Directions:
Below is some material; transcribe all of it exactly.

Task input:
____

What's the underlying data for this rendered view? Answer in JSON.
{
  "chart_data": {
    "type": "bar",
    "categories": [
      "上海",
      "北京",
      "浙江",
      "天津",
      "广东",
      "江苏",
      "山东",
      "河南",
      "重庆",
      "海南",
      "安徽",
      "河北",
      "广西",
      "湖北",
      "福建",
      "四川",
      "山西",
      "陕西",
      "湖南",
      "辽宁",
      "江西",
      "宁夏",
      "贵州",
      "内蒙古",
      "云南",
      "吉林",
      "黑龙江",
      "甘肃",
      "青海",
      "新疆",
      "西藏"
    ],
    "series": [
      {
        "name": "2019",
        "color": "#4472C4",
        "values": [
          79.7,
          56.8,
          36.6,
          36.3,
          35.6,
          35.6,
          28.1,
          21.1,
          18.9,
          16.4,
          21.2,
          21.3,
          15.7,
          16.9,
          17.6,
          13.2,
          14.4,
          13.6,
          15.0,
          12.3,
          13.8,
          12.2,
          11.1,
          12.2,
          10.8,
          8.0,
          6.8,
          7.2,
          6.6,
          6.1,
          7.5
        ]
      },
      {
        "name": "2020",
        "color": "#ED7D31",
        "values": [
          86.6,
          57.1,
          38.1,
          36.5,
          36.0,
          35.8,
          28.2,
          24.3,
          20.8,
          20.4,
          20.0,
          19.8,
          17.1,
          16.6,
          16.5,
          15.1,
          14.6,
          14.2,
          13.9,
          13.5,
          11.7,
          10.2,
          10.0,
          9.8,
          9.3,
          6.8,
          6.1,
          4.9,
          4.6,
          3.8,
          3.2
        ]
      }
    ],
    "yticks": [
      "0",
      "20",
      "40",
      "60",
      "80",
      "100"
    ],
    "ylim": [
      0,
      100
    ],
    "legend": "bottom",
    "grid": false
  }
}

____

Result of this task:
What's the underlying data for this rendered view? Answer in JSON.
{
  "chart_data": {
    "type": "bar",
    "categories": [
      "上海",
      "北京",
      "浙江",
      "天津",
      "广东",
      "江苏",
      "山东",
      "河南",
      "重庆",
      "海南",
      "安徽",
      "河北",
      "广西",
      "湖北",
      "福建",
      "四川",
      "山西",
      "陕西",
      "湖南",
      "辽宁",
      "江西",
      "宁夏",
      "贵州",
      "内蒙古",
      "云南",
      "吉林",
      "黑龙江",
      "甘肃",
      "青海",
      "新疆",
      "西藏"
    ],
    "series": [
      {
        "name": "2019",
        "color": "#4472C4",
        "values": [
          79.7,
          56.8,
          36.6,
          36.3,
          35.6,
          35.6,
          28.1,
          21.1,
          18.9,
          16.4,
          21.2,
          21.3,
          15.7,
          16.9,
          17.6,
          13.2,
          14.4,
          13.6,
          15.0,
          12.3,
          13.8,
          12.2,
          11.1,
          12.2,
          10.8,
          8.0,
          6.8,
          7.2,
          6.6,
          6.1,
          7.5
        ]
      },
      {
        "name": "2020",
        "color": "#ED7D31",
        "values": [
          86.6,
          57.1,
          38.1,
          36.5,
          36.0,
          35.8,
          28.2,
          24.3,
          20.8,
          20.4,
          20.0,
          19.8,
          17.1,
          16.6,
          16.5,
          15.1,
          14.6,
          14.2,
          13.9,
          13.5,
          11.7,
          10.2,
          10.0,
          9.8,
          9.3,
          6.8,
          6.1,
          4.9,
          4.6,
          3.8,
          3.2
        ]
      }
    ],
    "yticks": [
      "0",
      "20",
      "40",
      "60",
      "80",
      "100"
    ],
    "ylim": [
      0,
      100
    ],
    "legend": "bottom",
    "grid": false
  }
}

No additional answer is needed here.